▸ **EXTRACT**
———

How to Leverage AWS Spot Instances While Mitigating the Risk of Loss
Reducing cloud infrastructure costs is one of the
significant benefits of using the Qubole platform — and one of the primary ways
we do this is by seamlessly incorporating Spot instances available in AWS into
our cluster management technology. This blog post covers a recent analysis of
the Spot market and advancements in our product that reduce the odds of Spot
instance losses in Qubole managed clusters. The recommendations and changes
covered in this post allow our customers to realize the benefits of cheaper
Spot instance types with higher reliability.
Reducing The Risk Associated With Spot Instance Loss
One of the ways Qubole reduces cloud infrastructure costs is
by efficiently utilizing cheaper hardware — like Spot instances provided by AWS
— that are significantly cheaper than their on-demand counterparts (by almost
70 percent).
However, Spot instances can be lost with only two minutes of
notice and can cause workloads to fail. One of the ways we increase the
reliability of workloads is by handling Spot losses gracefully. For example,
Qubole clusters can replicate data across Spot and regular instances, handle
Spot loss notifications to stop task scheduling and copy data out, and retry
queries affected by Spot losses. In spite of this, it is always best to avoid
Spot losses in the first place.
Due to recent changes in the AWS Spot marketplace, the probability
of a Spot loss is no longer dependent on the bid price. As a result, earlier
techniques of using the bid price to reduce Spot losses have been rendered
ineffective — and new strategies are required. This blog post describes the
following new strategies:
Reducing Spot request timeout
Using multiple instance families for worker nodes
Leveraging past Spot loss data to alter cluster composition
dynamically
While the first two are recommendations for users, the last
is a recent product enhancement in Qubole.

———

▸ **ENTRIES**
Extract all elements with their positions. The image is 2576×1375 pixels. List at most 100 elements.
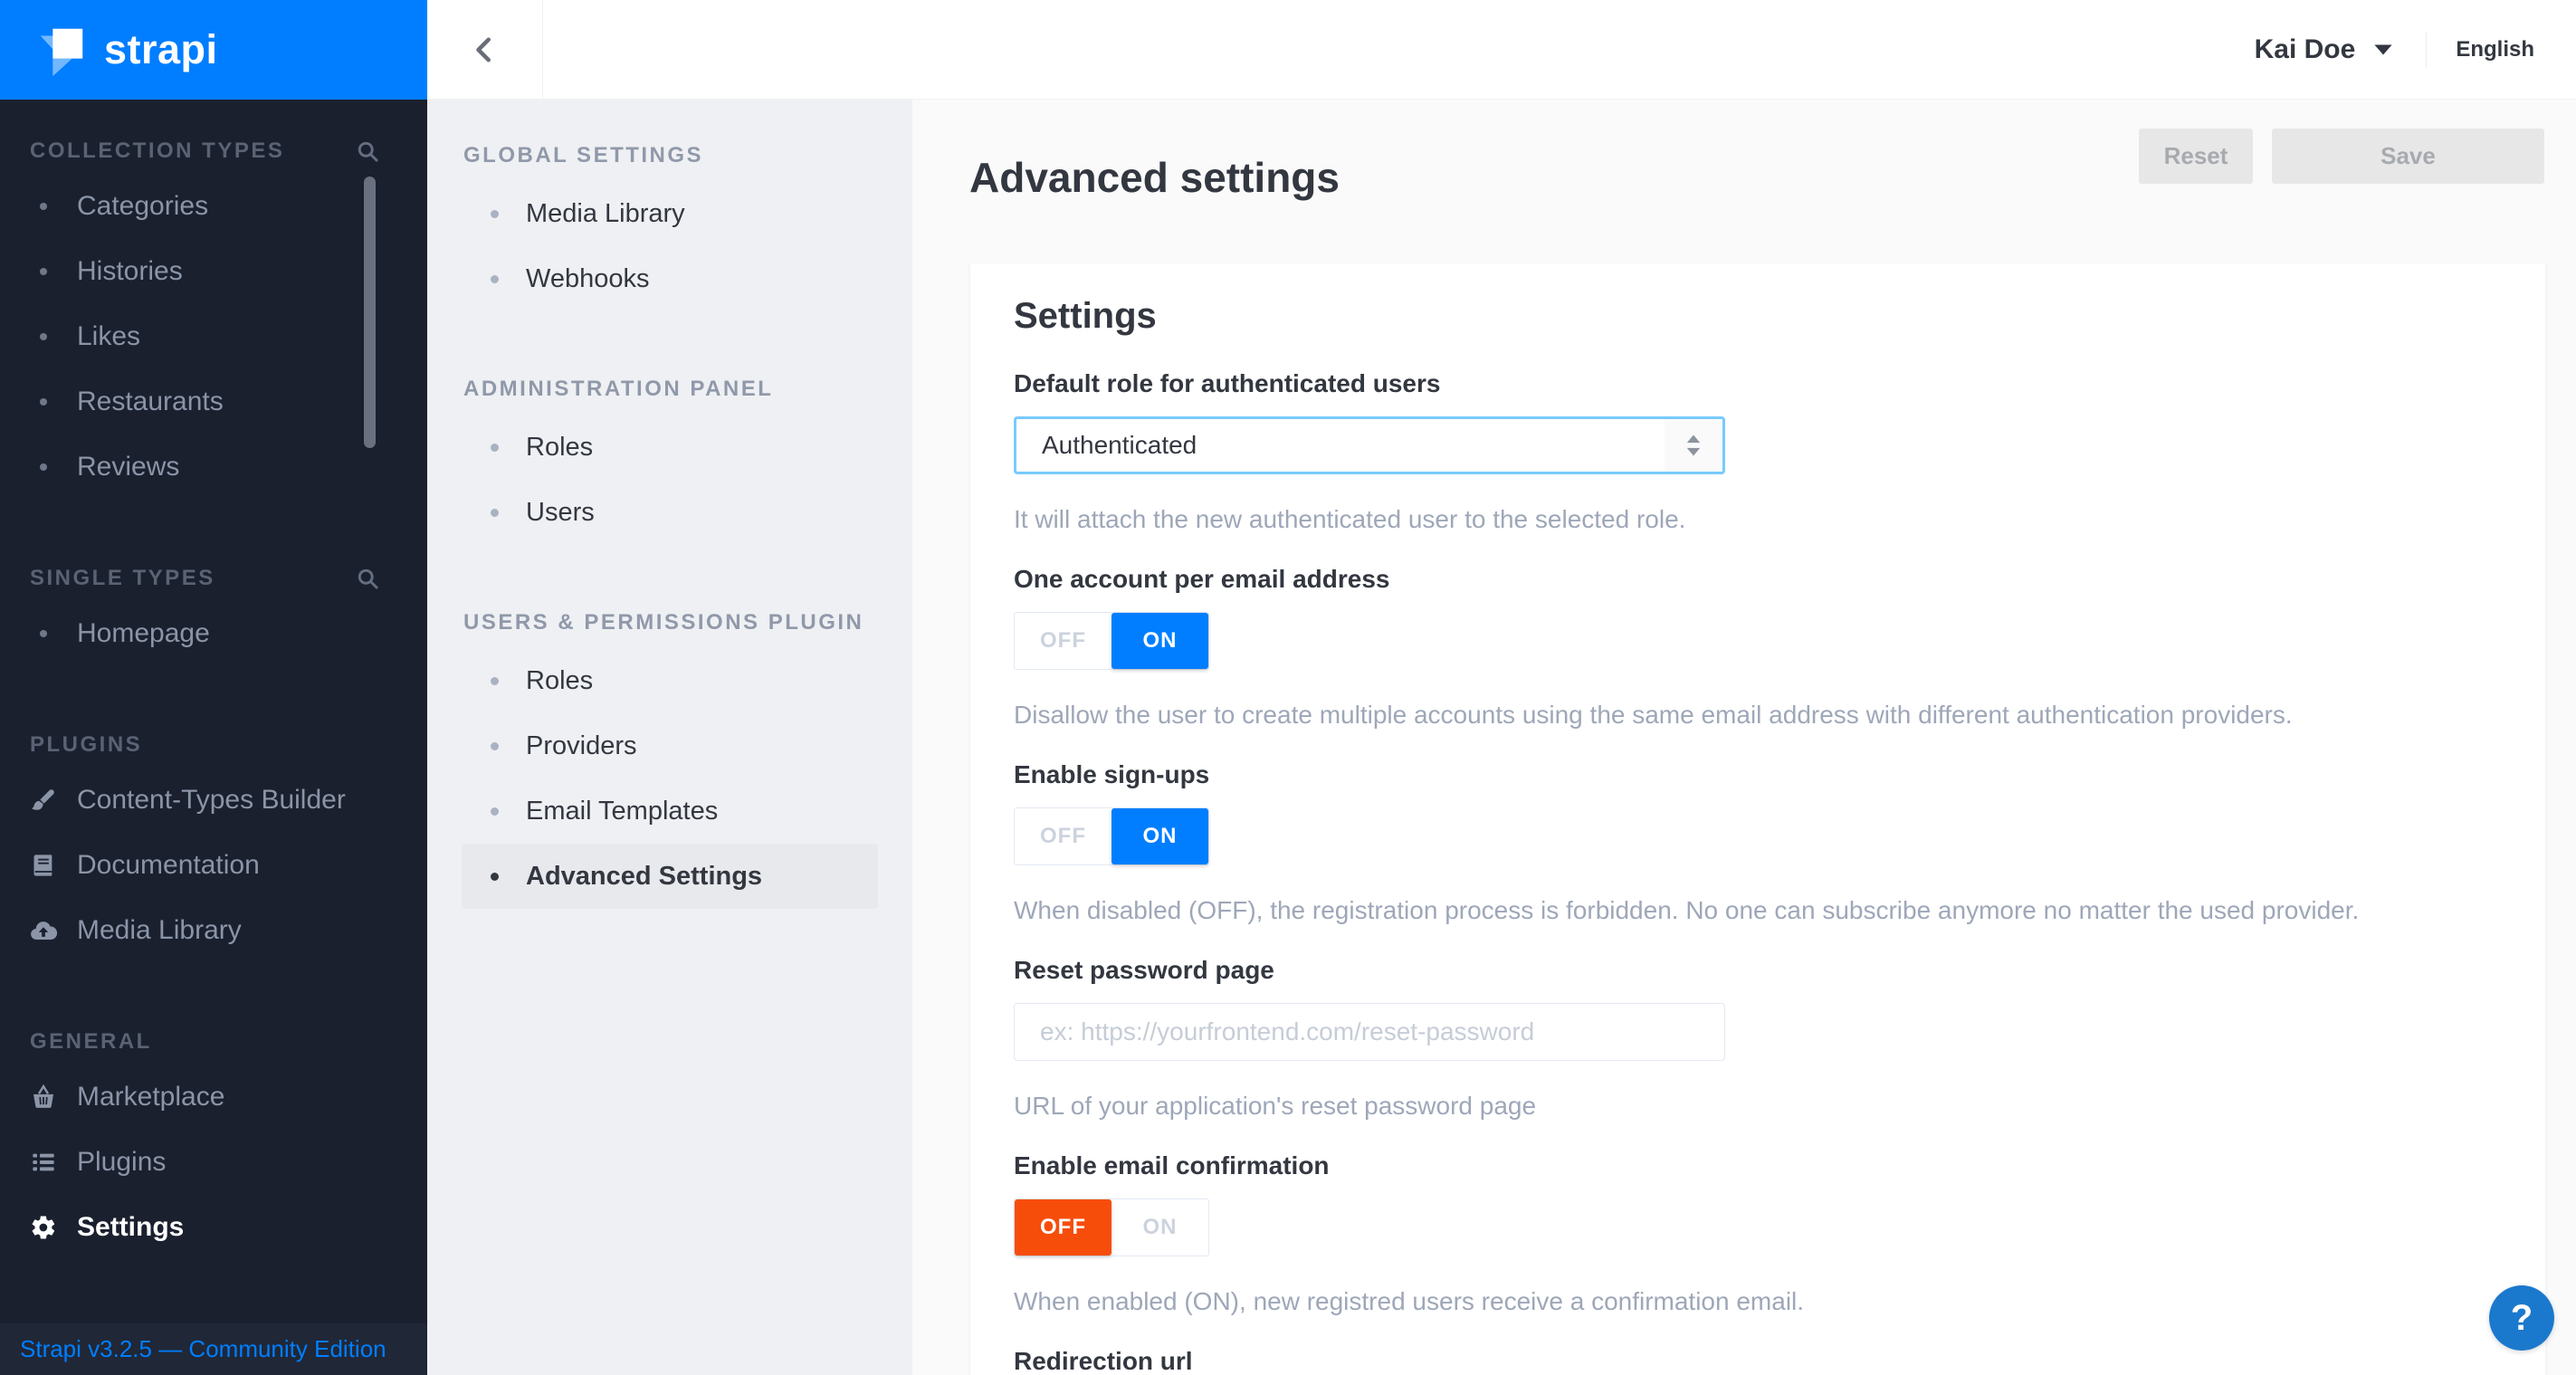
sidebar-item-label: Plugins <box>77 1147 167 1177</box>
sidebar-section-title: PLUGINS <box>30 732 143 757</box>
topbar-right: Kai Doe English <box>2255 31 2576 68</box>
sidebar-item-marketplace[interactable]: Marketplace <box>30 1065 427 1130</box>
field-default-role-for-authenticated-users: Default role for authenticated users Auth… <box>1014 371 2502 532</box>
subnav-item-email-templates[interactable]: Email Templates <box>462 778 878 844</box>
user-menu[interactable]: Kai Doe <box>2255 34 2356 65</box>
sidebar-item-plugins[interactable]: Plugins <box>30 1130 427 1195</box>
bullet-icon <box>491 872 499 881</box>
sidebar-section-title: GENERAL <box>30 1029 152 1054</box>
toggle-on-button[interactable]: ON <box>1111 808 1208 864</box>
sidebar-item-media-library[interactable]: Media Library <box>30 898 427 963</box>
toggle-off-button[interactable]: OFF <box>1015 1199 1111 1256</box>
bullet-icon <box>30 203 57 210</box>
bullet-icon <box>491 274 499 283</box>
one-account-per-email-address-toggle: OFF ON <box>1014 612 1209 670</box>
search-icon[interactable] <box>356 567 380 591</box>
field-label: Default role for authenticated users <box>1014 369 1441 397</box>
sidebar-item-label: Documentation <box>77 850 260 880</box>
bullet-icon <box>491 807 499 816</box>
subnav-item-media-library[interactable]: Media Library <box>462 181 878 246</box>
sidebar-scrollbar[interactable] <box>364 177 376 448</box>
subnav-item-roles[interactable]: Roles <box>462 648 878 713</box>
save-button[interactable]: Save <box>2272 129 2544 184</box>
sidebar-item-label: Histories <box>77 256 183 286</box>
field-helper-text: It will attach the new authenticated use… <box>1014 505 1686 533</box>
bullet-icon <box>30 630 57 637</box>
cloud-upload-icon <box>30 918 57 943</box>
subnav-item-advanced-settings[interactable]: Advanced Settings <box>462 844 878 909</box>
search-icon[interactable] <box>356 139 380 164</box>
subnav-item-label: Roles <box>526 432 594 462</box>
sidebar-section-single-types: SINGLE TYPES Homepage <box>0 565 427 666</box>
field-helper-text: URL of your application's reset password… <box>1014 1092 1537 1120</box>
settings-card-heading: Settings <box>1014 296 1157 336</box>
reset-password-page-input[interactable] <box>1014 1003 1725 1061</box>
sidebar-footer: Strapi v3.2.5 — Community Edition <box>0 1323 427 1375</box>
subnav-item-label: Webhooks <box>526 263 650 293</box>
settings-subnav: GLOBAL SETTINGS Media Library Webhooks ADMI… <box>427 100 912 1375</box>
sidebar-section-plugins: PLUGINS Content-Types Builder Documentatio… <box>0 731 427 963</box>
sidebar-section-header: GENERAL <box>30 1028 427 1055</box>
page-title: Advanced settings <box>969 153 1340 201</box>
field-enable-sign-ups: Enable sign-ups OFF ON When disabled (OFF),… <box>1014 762 2502 923</box>
default-role-for-authenticated-users-select[interactable]: Authenticated <box>1014 416 1725 474</box>
reset-button[interactable]: Reset <box>2139 129 2253 184</box>
caret-down-icon[interactable] <box>2373 43 2393 56</box>
field-label: Redirection url <box>1014 1347 1193 1375</box>
field-label: Enable email confirmation <box>1014 1151 1330 1179</box>
strapi-admin-app: strapi COLLECTION TYPES Categories Histori… <box>0 0 2576 1375</box>
sidebar-section-header: COLLECTION TYPES <box>30 138 427 165</box>
chevron-left-icon <box>475 37 491 62</box>
field-helper-text: Disallow the user to create multiple acc… <box>1014 701 2293 729</box>
subnav-item-label: Email Templates <box>526 796 719 826</box>
toggle-on-button[interactable]: ON <box>1111 1199 1208 1256</box>
sidebar-item-content-types-builder[interactable]: Content-Types Builder <box>30 768 427 833</box>
subnav-item-webhooks[interactable]: Webhooks <box>462 246 878 311</box>
help-button[interactable]: ? <box>2489 1285 2554 1351</box>
subnav-item-label: Advanced Settings <box>526 861 763 891</box>
toggle-on-button[interactable]: ON <box>1111 613 1208 669</box>
subnav-group-title: GLOBAL SETTINGS <box>463 143 704 167</box>
main-sidebar: strapi COLLECTION TYPES Categories Histori… <box>0 0 427 1375</box>
topbar-divider <box>2426 31 2428 68</box>
field-helper-text: When enabled (ON), new registred users r… <box>1014 1287 1805 1315</box>
subnav-item-roles[interactable]: Roles <box>462 415 878 480</box>
sidebar-item-label: Media Library <box>77 915 242 945</box>
subnav-group-title: USERS & PERMISSIONS PLUGIN <box>463 610 864 635</box>
topbar: Kai Doe English <box>427 0 2576 100</box>
sidebar-item-settings[interactable]: Settings <box>30 1195 427 1260</box>
language-selector[interactable]: English <box>2456 37 2534 62</box>
subnav-item-providers[interactable]: Providers <box>462 713 878 778</box>
subnav-group-administration-panel: ADMINISTRATION PANEL Roles Users <box>427 377 912 545</box>
subnav-group-global-settings: GLOBAL SETTINGS Media Library Webhooks <box>427 143 912 311</box>
subnav-item-label: Providers <box>526 730 637 760</box>
subnav-item-label: Media Library <box>526 198 685 228</box>
settings-card: Settings Default role for authenticated … <box>970 263 2545 1375</box>
sidebar-section-title: SINGLE TYPES <box>30 566 215 590</box>
field-enable-email-confirmation: Enable email confirmation OFF ON When enabl… <box>1014 1153 2502 1314</box>
toggle-off-button[interactable]: OFF <box>1015 808 1111 864</box>
field-redirection-url: Redirection url <box>1014 1349 2502 1375</box>
strapi-logo[interactable]: strapi <box>0 0 427 100</box>
subnav-item-users[interactable]: Users <box>462 480 878 545</box>
enable-sign-ups-toggle: OFF ON <box>1014 807 1209 865</box>
stepper-icon[interactable] <box>1665 419 1722 472</box>
bullet-icon <box>30 398 57 406</box>
sidebar-item-label: Likes <box>77 321 141 351</box>
sidebar-section-title: COLLECTION TYPES <box>30 138 285 163</box>
back-button[interactable] <box>427 0 543 100</box>
field-reset-password-page: Reset password page URL of your applicati… <box>1014 958 2502 1119</box>
toggle-off-button[interactable]: OFF <box>1015 613 1111 669</box>
sidebar-section-header: SINGLE TYPES <box>30 565 427 592</box>
main-content: Advanced settings Reset Save Settings De… <box>912 100 2576 1375</box>
bullet-icon <box>491 741 499 750</box>
sidebar-item-documentation[interactable]: Documentation <box>30 833 427 898</box>
sidebar-item-label: Content-Types Builder <box>77 785 346 815</box>
bullet-icon <box>30 463 57 471</box>
strapi-version-link[interactable]: Strapi v3.2.5 — Community Edition <box>20 1335 386 1363</box>
sidebar-item-homepage[interactable]: Homepage <box>30 601 427 666</box>
subnav-group-title: ADMINISTRATION PANEL <box>463 377 774 401</box>
subnav-item-label: Users <box>526 497 595 527</box>
enable-email-confirmation-toggle: OFF ON <box>1014 1198 1209 1256</box>
strapi-logo-icon <box>40 28 83 77</box>
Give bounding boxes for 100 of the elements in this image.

———

▸ **WHAT TO WORK ON**
1) Answer the following questions about the Spot instances text:
(a) By roughly what percentage are Spot instances cheaper than their on-demand counterparts?
(b) How much notice can precede the loss of a Spot instance?
(c) Which of the new strategies is a product enhancement in Qubole rather than a recommendation for users?
2) In the records, take the part that opens with the line containing "sidebar-item-label: Plugins <box>77" and closes with the line containing "field-default-role-for-authenticated-users: Default role". Rewrite only those lines, swapping "Kai Doe" for "Admin User" and leaving everything else unchanged.
The text and the records are independent of each other.

▸ **OUTPUTS IN ORDER**
1)
(a) Almost 70 percent.
(b) Two minutes.
(c) Leveraging past Spot loss data to alter cluster composition dynamically.

2)
sidebar-item-label: Plugins <box>77 1147 167 1177</box>
sidebar-section-title: PLUGINS <box>30 732 143 757</box>
topbar-right: Admin User English <box>2255 31 2576 68</box>
sidebar-item-marketplace[interactable]: Marketplace <box>30 1065 427 1130</box>
field-default-role-for-authenticated-users: Default role for authenticated users Auth… <box>1014 371 2502 532</box>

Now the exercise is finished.